- Task goal
Return every entry exactly.

- Data excerpts

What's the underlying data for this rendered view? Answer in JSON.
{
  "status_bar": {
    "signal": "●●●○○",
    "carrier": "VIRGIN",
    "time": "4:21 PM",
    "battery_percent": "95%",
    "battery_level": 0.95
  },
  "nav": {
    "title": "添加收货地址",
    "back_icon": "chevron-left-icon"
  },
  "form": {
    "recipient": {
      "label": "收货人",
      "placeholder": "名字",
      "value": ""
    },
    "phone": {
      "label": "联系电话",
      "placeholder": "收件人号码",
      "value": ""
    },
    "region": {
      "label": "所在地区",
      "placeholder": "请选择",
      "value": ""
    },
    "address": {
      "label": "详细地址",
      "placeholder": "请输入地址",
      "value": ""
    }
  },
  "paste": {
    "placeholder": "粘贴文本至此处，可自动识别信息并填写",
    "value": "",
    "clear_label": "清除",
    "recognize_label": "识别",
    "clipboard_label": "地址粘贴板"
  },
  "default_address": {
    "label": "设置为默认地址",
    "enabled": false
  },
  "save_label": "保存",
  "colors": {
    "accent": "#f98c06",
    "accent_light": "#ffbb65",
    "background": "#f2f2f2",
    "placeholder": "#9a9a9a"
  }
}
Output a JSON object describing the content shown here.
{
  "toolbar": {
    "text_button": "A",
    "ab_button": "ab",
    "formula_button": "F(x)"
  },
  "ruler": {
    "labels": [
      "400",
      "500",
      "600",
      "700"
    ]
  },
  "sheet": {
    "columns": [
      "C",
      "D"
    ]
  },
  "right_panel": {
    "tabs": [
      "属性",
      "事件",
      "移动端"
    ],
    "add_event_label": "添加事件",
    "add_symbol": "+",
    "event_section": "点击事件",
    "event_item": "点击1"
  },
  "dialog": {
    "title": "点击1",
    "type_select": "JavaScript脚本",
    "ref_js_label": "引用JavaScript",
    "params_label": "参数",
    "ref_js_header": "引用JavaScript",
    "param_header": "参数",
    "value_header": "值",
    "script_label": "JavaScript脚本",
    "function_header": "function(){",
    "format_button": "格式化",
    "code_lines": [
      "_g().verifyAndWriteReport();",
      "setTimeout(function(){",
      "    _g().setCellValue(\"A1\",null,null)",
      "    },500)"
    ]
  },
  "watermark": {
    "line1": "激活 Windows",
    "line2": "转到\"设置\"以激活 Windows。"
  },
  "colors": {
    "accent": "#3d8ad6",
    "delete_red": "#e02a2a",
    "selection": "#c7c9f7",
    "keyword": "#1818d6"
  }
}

- Task response
What's the underlying data for this rendered view? Answer in JSON.
{
  "status_bar": {
    "signal": "●●●○○",
    "carrier": "VIRGIN",
    "time": "4:21 PM",
    "battery_percent": "95%",
    "battery_level": 0.95
  },
  "nav": {
    "title": "添加收货地址",
    "back_icon": "chevron-left-icon"
  },
  "form": {
    "recipient": {
      "label": "收货人",
      "placeholder": "名字",
      "value": ""
    },
    "phone": {
      "label": "联系电话",
      "placeholder": "收件人号码",
      "value": ""
    },
    "region": {
      "label": "所在地区",
      "placeholder": "请选择",
      "value": ""
    },
    "address": {
      "label": "详细地址",
      "placeholder": "请输入地址",
      "value": ""
    }
  },
  "paste": {
    "placeholder": "粘贴文本至此处，可自动识别信息并填写",
    "value": "",
    "clear_label": "清除",
    "recognize_label": "识别",
    "clipboard_label": "地址粘贴板"
  },
  "default_address": {
    "label": "设置为默认地址",
    "enabled": false
  },
  "save_label": "保存",
  "colors": {
    "accent": "#f98c06",
    "accent_light": "#ffbb65",
    "background": "#f2f2f2",
    "placeholder": "#9a9a9a"
  }
}
Output a JSON object describing the content shown here.
{
  "toolbar": {
    "text_button": "A",
    "ab_button": "ab",
    "formula_button": "F(x)"
  },
  "ruler": {
    "labels": [
      "400",
      "500",
      "600",
      "700"
    ]
  },
  "sheet": {
    "columns": [
      "C",
      "D"
    ]
  },
  "right_panel": {
    "tabs": [
      "属性",
      "事件",
      "移动端"
    ],
    "add_event_label": "添加事件",
    "add_symbol": "+",
    "event_section": "点击事件",
    "event_item": "点击1"
  },
  "dialog": {
    "title": "点击1",
    "type_select": "JavaScript脚本",
    "ref_js_label": "引用JavaScript",
    "params_label": "参数",
    "ref_js_header": "引用JavaScript",
    "param_header": "参数",
    "value_header": "值",
    "script_label": "JavaScript脚本",
    "function_header": "function(){",
    "format_button": "格式化",
    "code_lines": [
      "_g().verifyAndWriteReport();",
      "setTimeout(function(){",
      "    _g().setCellValue(\"A1\",null,null)",
      "    },500)"
    ]
  },
  "watermark": {
    "line1": "激活 Windows",
    "line2": "转到\"设置\"以激活 Windows。"
  },
  "colors": {
    "accent": "#3d8ad6",
    "delete_red": "#e02a2a",
    "selection": "#c7c9f7",
    "keyword": "#1818d6"
  }
}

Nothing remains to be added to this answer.